WORK REQUIRED: For the entries that follow, state how many lines include the word "fitting", giving the number and nothing else.

DATASET ENTRIES:
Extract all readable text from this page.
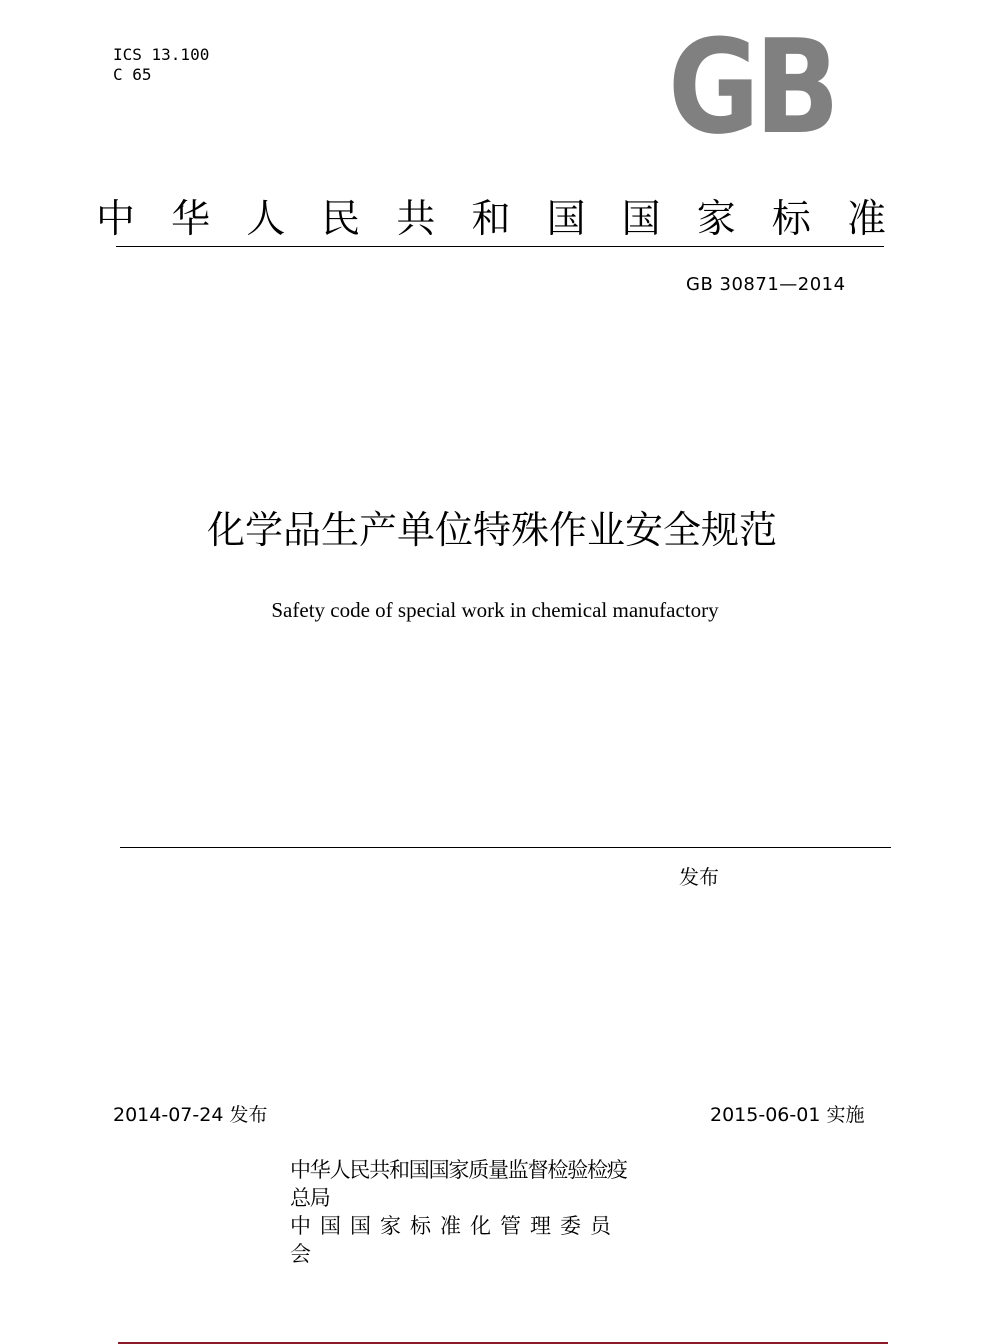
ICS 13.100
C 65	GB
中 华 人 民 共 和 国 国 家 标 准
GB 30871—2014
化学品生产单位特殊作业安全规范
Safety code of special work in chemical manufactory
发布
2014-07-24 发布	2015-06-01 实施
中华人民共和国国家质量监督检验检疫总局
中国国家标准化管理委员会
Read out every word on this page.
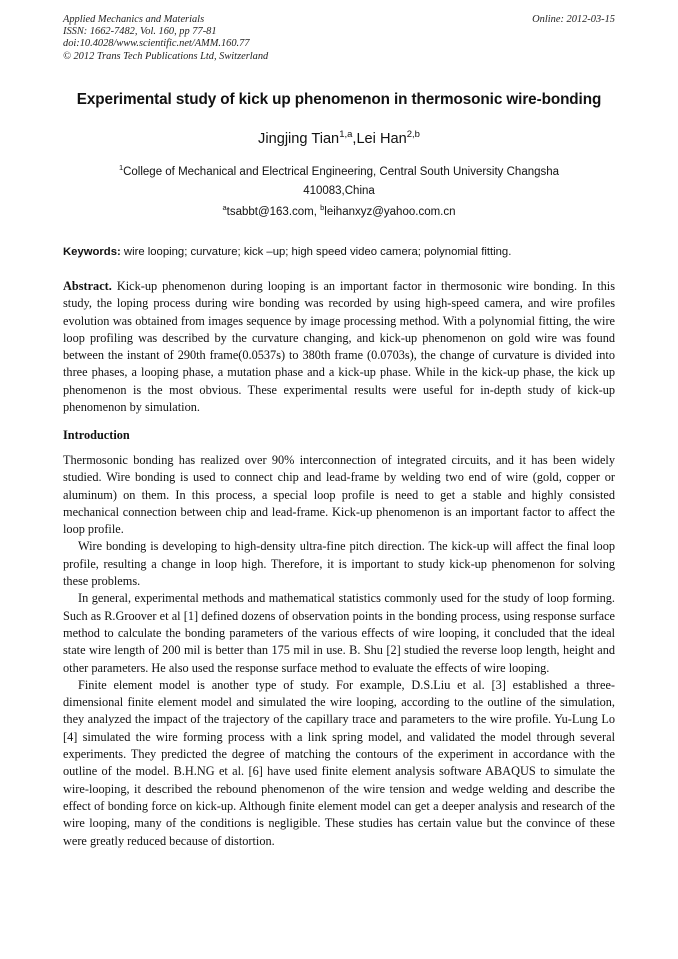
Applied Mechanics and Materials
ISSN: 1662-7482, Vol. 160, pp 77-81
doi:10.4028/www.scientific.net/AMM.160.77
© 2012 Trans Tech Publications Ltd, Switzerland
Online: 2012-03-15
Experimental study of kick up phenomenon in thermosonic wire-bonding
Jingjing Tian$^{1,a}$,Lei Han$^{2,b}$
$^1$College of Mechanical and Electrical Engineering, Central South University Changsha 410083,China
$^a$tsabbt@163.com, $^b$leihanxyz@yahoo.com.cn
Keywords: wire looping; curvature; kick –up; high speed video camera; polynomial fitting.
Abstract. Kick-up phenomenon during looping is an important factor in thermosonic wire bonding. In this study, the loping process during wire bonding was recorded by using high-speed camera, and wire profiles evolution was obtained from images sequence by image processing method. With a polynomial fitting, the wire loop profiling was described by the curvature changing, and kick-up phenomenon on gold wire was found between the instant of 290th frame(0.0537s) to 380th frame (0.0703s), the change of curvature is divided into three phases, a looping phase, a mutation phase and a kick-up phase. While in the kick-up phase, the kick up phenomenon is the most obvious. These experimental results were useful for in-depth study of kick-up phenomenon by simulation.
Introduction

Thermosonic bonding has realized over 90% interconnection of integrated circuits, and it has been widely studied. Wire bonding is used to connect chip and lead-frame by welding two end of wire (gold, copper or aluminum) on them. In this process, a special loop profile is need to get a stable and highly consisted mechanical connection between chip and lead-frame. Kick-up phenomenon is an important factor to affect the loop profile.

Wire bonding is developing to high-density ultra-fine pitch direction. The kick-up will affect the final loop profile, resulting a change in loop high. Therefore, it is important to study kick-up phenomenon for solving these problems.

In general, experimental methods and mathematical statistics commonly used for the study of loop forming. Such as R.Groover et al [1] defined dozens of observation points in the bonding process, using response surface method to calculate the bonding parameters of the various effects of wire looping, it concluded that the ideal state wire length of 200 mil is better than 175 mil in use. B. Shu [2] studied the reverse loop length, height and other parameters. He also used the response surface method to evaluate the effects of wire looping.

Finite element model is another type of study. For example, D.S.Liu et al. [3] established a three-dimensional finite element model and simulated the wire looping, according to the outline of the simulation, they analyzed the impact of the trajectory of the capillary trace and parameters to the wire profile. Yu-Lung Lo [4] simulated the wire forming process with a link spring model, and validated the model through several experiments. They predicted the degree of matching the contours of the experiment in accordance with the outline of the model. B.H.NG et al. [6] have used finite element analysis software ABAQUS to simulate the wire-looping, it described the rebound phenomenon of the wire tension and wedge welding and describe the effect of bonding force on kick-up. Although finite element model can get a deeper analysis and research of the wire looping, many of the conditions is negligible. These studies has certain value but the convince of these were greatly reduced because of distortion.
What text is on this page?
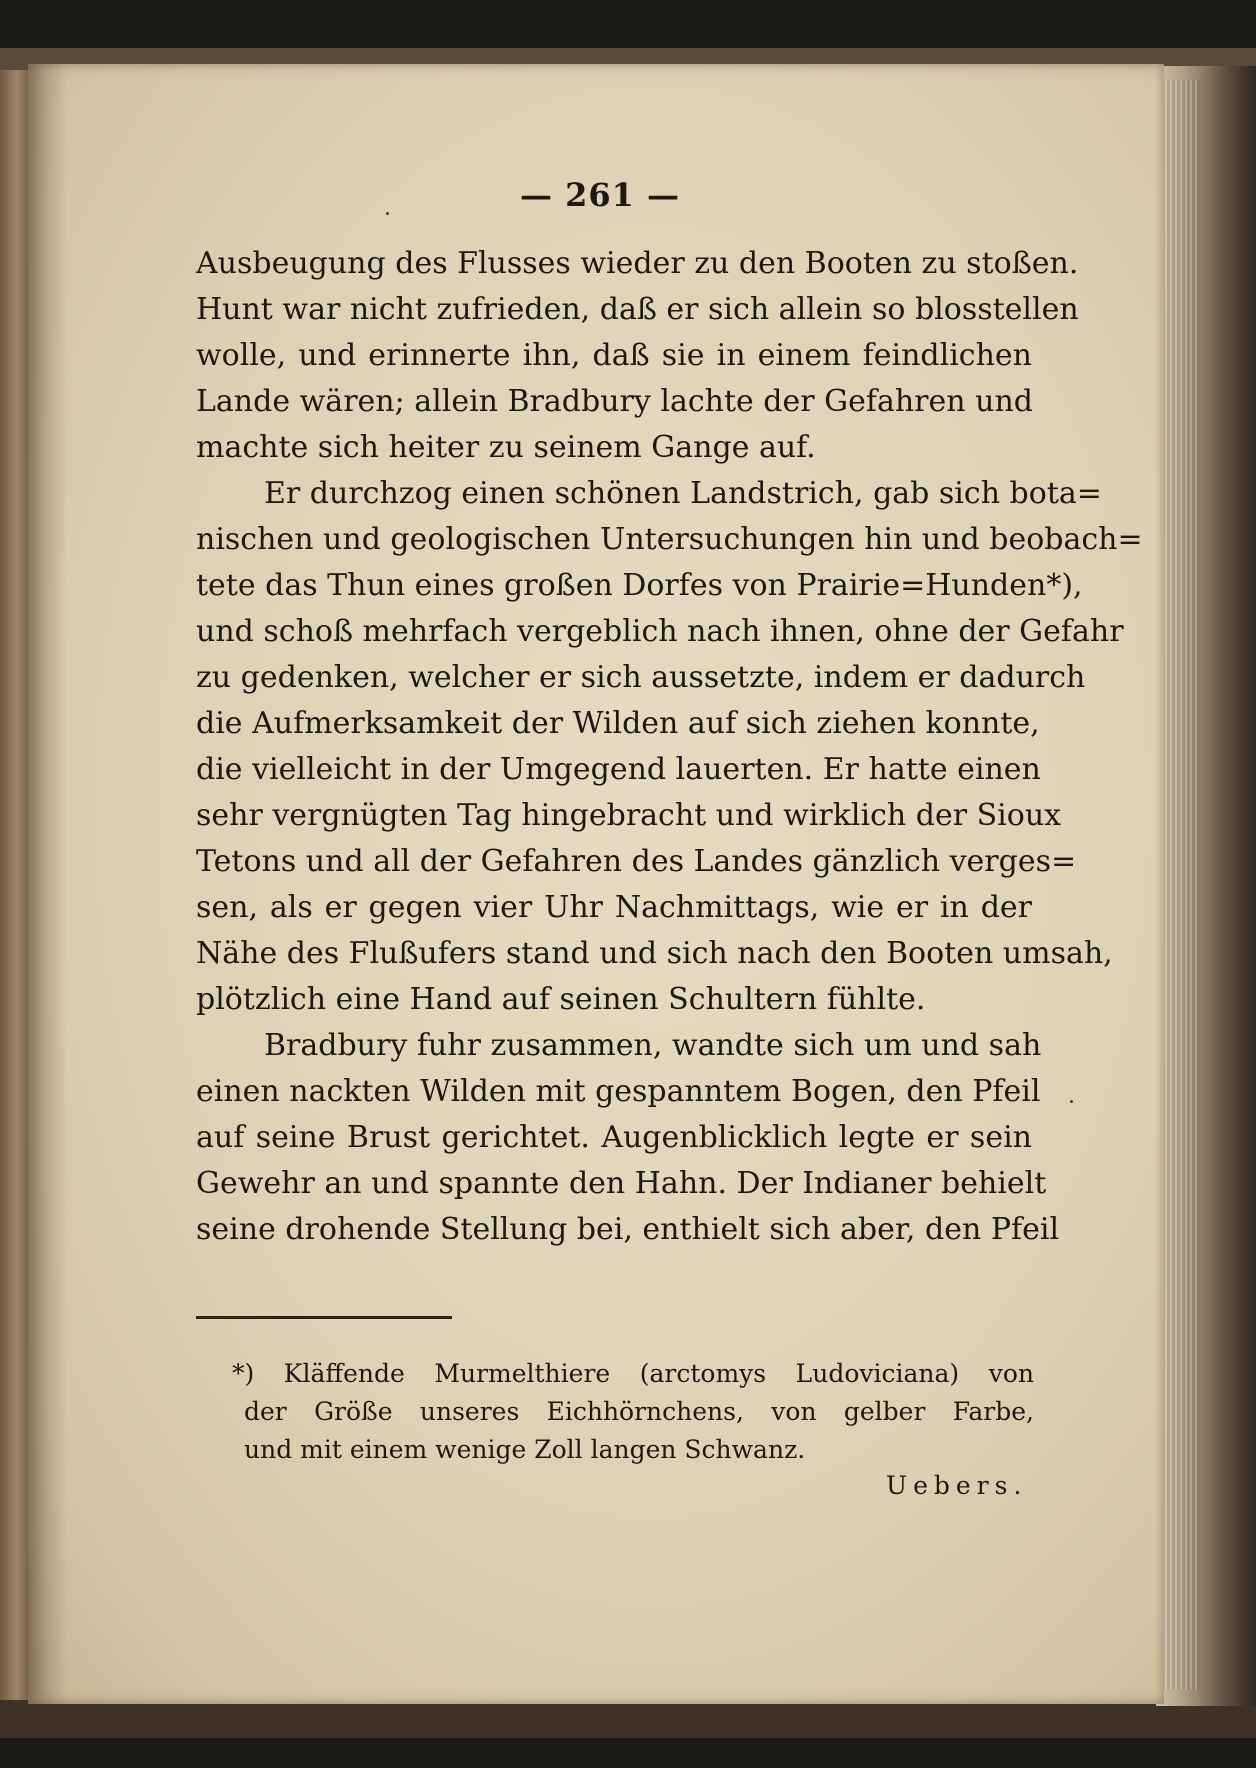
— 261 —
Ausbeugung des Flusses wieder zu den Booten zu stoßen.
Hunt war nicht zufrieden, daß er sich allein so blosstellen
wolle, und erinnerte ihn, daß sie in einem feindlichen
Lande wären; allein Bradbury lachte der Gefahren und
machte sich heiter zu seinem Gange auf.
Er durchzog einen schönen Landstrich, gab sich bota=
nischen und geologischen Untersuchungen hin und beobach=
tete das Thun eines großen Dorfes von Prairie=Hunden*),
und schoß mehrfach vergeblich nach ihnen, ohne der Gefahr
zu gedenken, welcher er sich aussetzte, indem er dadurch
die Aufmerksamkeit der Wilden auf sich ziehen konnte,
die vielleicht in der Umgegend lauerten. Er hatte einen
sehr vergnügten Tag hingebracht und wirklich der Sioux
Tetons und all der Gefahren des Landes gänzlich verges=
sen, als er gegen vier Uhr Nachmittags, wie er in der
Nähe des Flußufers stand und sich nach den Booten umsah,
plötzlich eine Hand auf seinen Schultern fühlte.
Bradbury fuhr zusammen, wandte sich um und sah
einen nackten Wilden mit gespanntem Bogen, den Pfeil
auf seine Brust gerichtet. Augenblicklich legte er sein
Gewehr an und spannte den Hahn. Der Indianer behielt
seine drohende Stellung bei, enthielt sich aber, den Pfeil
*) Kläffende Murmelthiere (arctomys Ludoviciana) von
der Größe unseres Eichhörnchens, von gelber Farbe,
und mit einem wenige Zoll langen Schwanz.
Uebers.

TASK RESPONSE: 2